* **Extrait fourni**:
■ ■ ■

Facteur déclenchant de la discussion, comme l’explique le texte d’amorce du magazine quotidien sur sa page internet, l’affaire Romain F. : « les faits avaient choqué tout le pays et ébranlé l’an dernier l’Éducation nationale. Le directeur d’école de Villefontaine dans l’Isère, Romain F., 46 ans, avait été mis en examen et écroué pour des viols commis sur des élèves – la justice évoque plus de 60 victimes potentielles dans différents établissements scolaires où a officié l’enseignant. Incarcéré à la prison de Lyon-Corbas, il a été retrouvé mort ce mardi, pendu dans sa cellule. »

■ L’Éducation nationale

« C dans l’air » rappelle alors les cafouillages sans précédent entre les ministères de la Justice et ceux de l’Éducation nationale qui avait conduit l’Éducation nationale à maintenir en poste le prédateur. « Un loupé qui avait semé effroi et colère. La ministre Najat Vallaud-Belkacem et la garde des Sceaux d’alors Christiane Taubira avaient reconnu des carences dans le système et promis une loi. Alors que ce texte est en passe d’être adopté un an après, le traumatisme reste vivace dans les familles meurtries qui, au fil de l’enquête, ont découvert avec horreur des détails sordides, et attendaient beaucoup d’un procès. »

■ ■ ■

* **Consignes écrites**:
**a)** D'après l'extrait sur l'affaire Romain F., dans quelle prison le directeur d'école était-il incarcéré ?
**b)** Poursuivez l'extrait sur l'affaire Romain F. à partir de sa dernière phrase.
Le matériel qui suit n'a aucun lien avec l'extrait.

* **Contenu des données**:
■ ■ ■

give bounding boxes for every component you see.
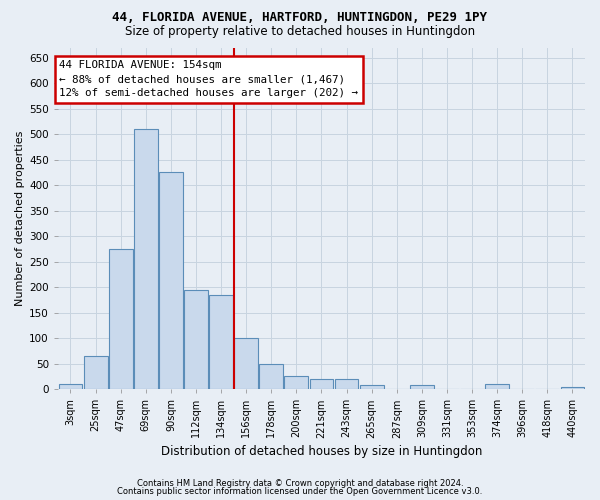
Bar xyxy=(234,338,258,389)
Bar xyxy=(485,384,509,389)
Bar xyxy=(560,386,584,389)
Bar xyxy=(259,364,283,389)
X-axis label: Distribution of detached houses by size in Huntingdon: Distribution of detached houses by size … xyxy=(161,444,482,458)
Text: Contains public sector information licensed under the Open Government Licence v3: Contains public sector information licen… xyxy=(118,487,482,496)
Y-axis label: Number of detached properties: Number of detached properties xyxy=(15,130,25,306)
Bar xyxy=(109,249,133,389)
Bar xyxy=(360,385,383,389)
Bar xyxy=(410,385,434,389)
Bar xyxy=(59,384,82,389)
Text: 44 FLORIDA AVENUE: 154sqm
← 88% of detached houses are smaller (1,467)
12% of se: 44 FLORIDA AVENUE: 154sqm ← 88% of detac… xyxy=(59,60,358,98)
Bar xyxy=(310,379,334,389)
Bar xyxy=(184,290,208,389)
Bar xyxy=(335,379,358,389)
Text: Size of property relative to detached houses in Huntingdon: Size of property relative to detached ho… xyxy=(125,25,475,38)
Bar xyxy=(209,295,233,389)
Bar xyxy=(159,172,183,389)
Bar xyxy=(284,376,308,389)
Bar xyxy=(83,356,107,389)
Text: 44, FLORIDA AVENUE, HARTFORD, HUNTINGDON, PE29 1PY: 44, FLORIDA AVENUE, HARTFORD, HUNTINGDON… xyxy=(113,11,487,24)
Text: Contains HM Land Registry data © Crown copyright and database right 2024.: Contains HM Land Registry data © Crown c… xyxy=(137,478,463,488)
Bar xyxy=(134,129,158,389)
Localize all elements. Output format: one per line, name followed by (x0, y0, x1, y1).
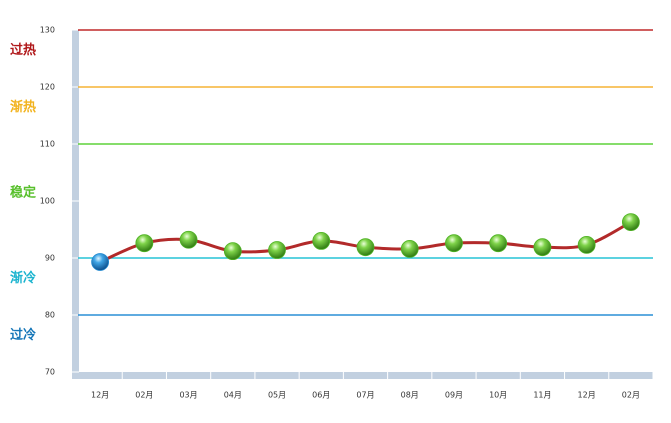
data-point (533, 238, 552, 257)
data-point (356, 238, 375, 257)
x-tick-label: 06月 (312, 391, 330, 400)
y-tick-label: 70 (45, 368, 55, 377)
data-point (135, 234, 154, 253)
x-tick-label: 12月 (91, 391, 109, 400)
data-point (268, 241, 286, 259)
data-point (400, 239, 419, 258)
x-tick-label: 12月 (578, 391, 596, 400)
x-tick-label: 03月 (179, 391, 197, 400)
x-tick-label: 05月 (268, 391, 286, 400)
y-tick-label: 80 (45, 311, 55, 320)
data-point (91, 253, 110, 271)
x-tick-label: 08月 (401, 391, 419, 400)
data-point (445, 234, 463, 253)
data-point (223, 242, 242, 261)
zone-label: 过冷 (10, 327, 36, 343)
data-point (489, 234, 508, 253)
data-point (312, 231, 331, 250)
x-tick-label: 07月 (356, 391, 374, 400)
x-axis-bar (72, 372, 653, 379)
x-tick-label: 02月 (135, 391, 153, 400)
y-tick-label: 120 (40, 83, 55, 92)
zone-label: 渐热 (10, 99, 36, 115)
data-point (577, 235, 596, 254)
x-tick-label: 11月 (533, 391, 551, 400)
data-point (621, 213, 640, 231)
x-tick-label: 02月 (622, 391, 640, 400)
y-tick-label: 90 (45, 254, 55, 263)
x-tick-label: 09月 (445, 391, 463, 400)
zone-label: 渐冷 (10, 270, 36, 286)
zone-label: 稳定 (10, 185, 36, 201)
y-tick-label: 100 (40, 197, 55, 206)
x-tick-label: 04月 (224, 391, 242, 400)
y-tick-label: 110 (40, 140, 55, 149)
data-point (179, 230, 198, 249)
zone-label: 过热 (10, 42, 36, 58)
y-axis-bar (72, 30, 79, 378)
y-tick-label: 130 (40, 26, 55, 35)
x-tick-label: 10月 (489, 391, 507, 400)
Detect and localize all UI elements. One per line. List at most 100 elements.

■ ■ ■

* **Réponses**:
**a)** À la prison de Lyon-Corbas.

**b)**
Et l’émission d’évoquer une autre affaire également, survenue dans la ville de Courbevoie cette fois, et qui connaissait, au début de l’année un rebondissement qui avait lui aussi suscité la polémique entre les institutions et les différentes autorités. Voici ce qu’en écrivait, alors, Le Parisien : « Du nouveau dans l’affaire de l’animateur soupçonné de pédophilie à Courbevoie. Ce lundi soir 4 janvier, lors du conseil municipal, l’opposition a interrogé la majorité sur les zones d’ombre qui résident depuis la mise en examen d’un animateur qui travaillait à l’école élémentaire Logie. Il aurait reconnu avoir agressé sexuellement une dizaine d’enfants, des garçons âgés de 5 à 8 ans. Mais, début décembre, une nouvelle information a noirci un peu plus le tableau : l’animateur de 26 ans avait déjà été suspendu en septembre 2013, après deux signalements de parents en décembre 2012 et en août 2013. Avant d’être réintégré dans une autre école quatre mois plus tard. « Pour quelle raison l’autorité judiciaire n’a pas été informée en août 2013, sachant qu’il y avait un précédent ? »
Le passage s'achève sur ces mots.